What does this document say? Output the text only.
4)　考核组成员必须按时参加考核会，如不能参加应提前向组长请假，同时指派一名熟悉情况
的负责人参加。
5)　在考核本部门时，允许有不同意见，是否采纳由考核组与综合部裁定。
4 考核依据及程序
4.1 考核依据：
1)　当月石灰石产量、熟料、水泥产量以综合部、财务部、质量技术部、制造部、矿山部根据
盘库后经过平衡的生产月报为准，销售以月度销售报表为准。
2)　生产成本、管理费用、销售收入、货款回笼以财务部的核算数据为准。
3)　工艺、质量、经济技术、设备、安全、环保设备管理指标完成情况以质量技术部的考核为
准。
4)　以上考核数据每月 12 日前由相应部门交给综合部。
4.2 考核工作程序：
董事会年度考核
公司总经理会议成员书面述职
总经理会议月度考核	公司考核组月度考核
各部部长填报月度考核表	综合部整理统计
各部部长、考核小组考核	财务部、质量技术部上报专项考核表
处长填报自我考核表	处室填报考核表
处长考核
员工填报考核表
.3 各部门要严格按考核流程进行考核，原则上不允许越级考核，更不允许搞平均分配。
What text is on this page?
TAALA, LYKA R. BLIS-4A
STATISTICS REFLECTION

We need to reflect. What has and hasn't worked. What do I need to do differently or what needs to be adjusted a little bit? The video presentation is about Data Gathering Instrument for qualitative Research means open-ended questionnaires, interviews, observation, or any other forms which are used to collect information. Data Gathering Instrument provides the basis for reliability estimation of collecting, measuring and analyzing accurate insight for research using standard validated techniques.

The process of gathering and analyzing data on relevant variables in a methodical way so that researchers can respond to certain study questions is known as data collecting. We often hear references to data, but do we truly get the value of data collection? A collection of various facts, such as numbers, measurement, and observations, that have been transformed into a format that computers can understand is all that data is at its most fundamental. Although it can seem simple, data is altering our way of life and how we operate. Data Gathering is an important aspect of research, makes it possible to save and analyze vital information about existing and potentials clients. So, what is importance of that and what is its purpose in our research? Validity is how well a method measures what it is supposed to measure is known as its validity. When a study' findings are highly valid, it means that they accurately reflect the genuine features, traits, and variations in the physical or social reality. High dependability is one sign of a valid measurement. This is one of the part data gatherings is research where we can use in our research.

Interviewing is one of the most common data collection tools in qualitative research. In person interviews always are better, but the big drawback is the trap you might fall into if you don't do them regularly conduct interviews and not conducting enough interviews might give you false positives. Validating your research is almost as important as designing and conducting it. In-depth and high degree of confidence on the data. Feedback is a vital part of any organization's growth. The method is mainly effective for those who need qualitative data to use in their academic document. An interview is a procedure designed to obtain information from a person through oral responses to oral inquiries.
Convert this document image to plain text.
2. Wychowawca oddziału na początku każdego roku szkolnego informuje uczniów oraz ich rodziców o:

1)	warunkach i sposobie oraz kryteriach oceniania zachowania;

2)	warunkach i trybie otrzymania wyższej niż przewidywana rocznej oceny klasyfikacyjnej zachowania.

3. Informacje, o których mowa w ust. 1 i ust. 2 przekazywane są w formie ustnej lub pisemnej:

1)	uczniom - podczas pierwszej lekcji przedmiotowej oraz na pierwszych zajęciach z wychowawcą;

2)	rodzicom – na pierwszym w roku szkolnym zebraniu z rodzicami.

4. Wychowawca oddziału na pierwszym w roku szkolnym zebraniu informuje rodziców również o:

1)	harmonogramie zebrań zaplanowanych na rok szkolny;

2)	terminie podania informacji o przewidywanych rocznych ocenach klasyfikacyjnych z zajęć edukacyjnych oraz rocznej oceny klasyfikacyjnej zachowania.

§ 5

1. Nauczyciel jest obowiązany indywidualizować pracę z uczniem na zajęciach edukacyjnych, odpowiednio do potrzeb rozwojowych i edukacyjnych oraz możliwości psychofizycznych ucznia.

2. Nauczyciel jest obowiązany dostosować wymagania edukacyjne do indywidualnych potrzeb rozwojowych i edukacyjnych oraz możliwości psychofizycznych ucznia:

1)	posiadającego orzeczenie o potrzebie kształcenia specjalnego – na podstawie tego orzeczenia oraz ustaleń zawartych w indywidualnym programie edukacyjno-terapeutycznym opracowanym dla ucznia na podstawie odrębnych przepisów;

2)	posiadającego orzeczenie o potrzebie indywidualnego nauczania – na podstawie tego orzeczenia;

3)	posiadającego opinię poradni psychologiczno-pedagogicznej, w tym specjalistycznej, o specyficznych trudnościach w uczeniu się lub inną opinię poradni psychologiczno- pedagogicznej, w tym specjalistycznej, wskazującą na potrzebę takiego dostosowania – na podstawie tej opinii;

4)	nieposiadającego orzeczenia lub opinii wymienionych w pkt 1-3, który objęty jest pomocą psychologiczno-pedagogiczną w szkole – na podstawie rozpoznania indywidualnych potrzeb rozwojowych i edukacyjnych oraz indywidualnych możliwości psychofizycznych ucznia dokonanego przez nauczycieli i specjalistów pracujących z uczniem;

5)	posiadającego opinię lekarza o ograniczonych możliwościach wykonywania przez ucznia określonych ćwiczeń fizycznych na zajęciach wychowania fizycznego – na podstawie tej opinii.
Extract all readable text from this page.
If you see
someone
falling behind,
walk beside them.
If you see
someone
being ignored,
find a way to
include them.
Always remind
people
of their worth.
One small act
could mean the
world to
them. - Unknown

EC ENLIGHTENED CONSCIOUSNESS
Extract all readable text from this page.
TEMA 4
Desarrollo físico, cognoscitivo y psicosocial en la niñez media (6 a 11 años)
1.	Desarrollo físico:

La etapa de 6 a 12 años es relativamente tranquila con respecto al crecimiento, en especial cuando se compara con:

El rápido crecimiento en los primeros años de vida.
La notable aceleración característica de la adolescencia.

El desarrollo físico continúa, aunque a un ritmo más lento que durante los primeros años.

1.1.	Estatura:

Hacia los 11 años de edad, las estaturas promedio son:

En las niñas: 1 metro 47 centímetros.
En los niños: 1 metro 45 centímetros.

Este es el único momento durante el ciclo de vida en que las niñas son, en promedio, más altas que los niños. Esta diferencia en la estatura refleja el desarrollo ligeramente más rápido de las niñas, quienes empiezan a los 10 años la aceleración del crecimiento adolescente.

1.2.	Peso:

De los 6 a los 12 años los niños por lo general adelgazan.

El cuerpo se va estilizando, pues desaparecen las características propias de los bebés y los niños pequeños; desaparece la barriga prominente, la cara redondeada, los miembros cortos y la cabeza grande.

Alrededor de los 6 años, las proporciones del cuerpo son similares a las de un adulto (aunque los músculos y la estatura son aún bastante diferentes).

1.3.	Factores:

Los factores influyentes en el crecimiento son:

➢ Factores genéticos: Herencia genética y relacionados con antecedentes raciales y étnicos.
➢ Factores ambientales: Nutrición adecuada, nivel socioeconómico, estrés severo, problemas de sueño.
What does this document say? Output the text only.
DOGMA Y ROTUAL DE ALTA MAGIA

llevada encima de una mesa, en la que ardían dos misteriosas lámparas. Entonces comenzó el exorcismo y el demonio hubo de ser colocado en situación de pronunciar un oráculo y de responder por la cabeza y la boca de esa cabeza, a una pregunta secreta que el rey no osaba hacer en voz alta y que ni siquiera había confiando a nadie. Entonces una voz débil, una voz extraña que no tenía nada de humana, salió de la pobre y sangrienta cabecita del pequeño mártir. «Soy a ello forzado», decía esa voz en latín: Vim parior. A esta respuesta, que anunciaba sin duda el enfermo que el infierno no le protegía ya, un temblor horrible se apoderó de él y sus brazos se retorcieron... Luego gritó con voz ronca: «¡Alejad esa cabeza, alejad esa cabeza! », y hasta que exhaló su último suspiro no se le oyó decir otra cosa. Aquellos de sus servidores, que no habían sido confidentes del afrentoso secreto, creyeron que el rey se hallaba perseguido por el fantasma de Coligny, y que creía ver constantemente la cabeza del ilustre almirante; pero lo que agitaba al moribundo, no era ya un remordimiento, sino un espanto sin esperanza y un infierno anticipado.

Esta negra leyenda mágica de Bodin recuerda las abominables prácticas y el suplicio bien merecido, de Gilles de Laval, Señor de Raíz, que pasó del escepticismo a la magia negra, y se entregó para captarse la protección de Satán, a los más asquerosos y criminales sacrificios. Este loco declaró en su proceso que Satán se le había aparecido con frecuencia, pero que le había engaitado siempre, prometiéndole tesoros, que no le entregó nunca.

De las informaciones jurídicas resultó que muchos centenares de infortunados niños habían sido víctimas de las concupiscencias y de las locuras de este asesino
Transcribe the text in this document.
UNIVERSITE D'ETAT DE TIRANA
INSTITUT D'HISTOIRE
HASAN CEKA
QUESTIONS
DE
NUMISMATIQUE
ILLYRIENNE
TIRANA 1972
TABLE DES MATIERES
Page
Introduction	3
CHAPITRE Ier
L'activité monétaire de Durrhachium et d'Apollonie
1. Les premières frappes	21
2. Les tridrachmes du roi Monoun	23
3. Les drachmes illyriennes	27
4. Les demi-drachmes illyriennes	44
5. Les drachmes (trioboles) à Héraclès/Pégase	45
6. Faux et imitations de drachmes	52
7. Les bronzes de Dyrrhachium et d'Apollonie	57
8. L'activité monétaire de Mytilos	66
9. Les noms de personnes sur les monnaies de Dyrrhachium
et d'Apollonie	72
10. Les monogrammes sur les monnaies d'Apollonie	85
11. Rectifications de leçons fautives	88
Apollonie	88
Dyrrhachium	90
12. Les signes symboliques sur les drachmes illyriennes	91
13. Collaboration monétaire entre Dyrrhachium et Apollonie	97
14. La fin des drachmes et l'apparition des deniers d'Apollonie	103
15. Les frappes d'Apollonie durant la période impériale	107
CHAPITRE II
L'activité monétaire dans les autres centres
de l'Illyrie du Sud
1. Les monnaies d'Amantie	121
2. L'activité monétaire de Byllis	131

________________

*YOUR GOAL:* Return every line of the preceding records in which the word "frappes" appears.

*CORRECT OUTPUT:*
1. Les premières frappes	21
15. Les frappes d'Apollonie durant la période impériale	107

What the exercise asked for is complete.